Material for the task ->

┌──

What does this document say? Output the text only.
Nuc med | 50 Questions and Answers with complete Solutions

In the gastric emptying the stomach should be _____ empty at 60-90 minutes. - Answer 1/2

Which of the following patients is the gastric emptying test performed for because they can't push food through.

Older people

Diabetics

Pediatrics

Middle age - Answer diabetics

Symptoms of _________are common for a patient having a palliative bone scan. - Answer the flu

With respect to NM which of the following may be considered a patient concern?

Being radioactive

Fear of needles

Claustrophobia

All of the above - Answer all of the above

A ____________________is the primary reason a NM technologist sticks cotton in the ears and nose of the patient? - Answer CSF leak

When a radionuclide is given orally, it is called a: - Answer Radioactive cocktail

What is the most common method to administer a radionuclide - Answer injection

└──

Your goal -> Return every record above exactly as it appears.

The answer ->
What does this document say? Output the text only.
Nuc med | 50 Questions and Answers with complete Solutions

In the gastric emptying the stomach should be _____ empty at 60-90 minutes. - Answer 1/2

Which of the following patients is the gastric emptying test performed for because they can't push food through.

Older people

Diabetics

Pediatrics

Middle age - Answer diabetics

Symptoms of _________are common for a patient having a palliative bone scan. - Answer the flu

With respect to NM which of the following may be considered a patient concern?

Being radioactive

Fear of needles

Claustrophobia

All of the above - Answer all of the above

A ____________________is the primary reason a NM technologist sticks cotton in the ears and nose of the patient? - Answer CSF leak

When a radionuclide is given orally, it is called a: - Answer Radioactive cocktail

What is the most common method to administer a radionuclide - Answer injection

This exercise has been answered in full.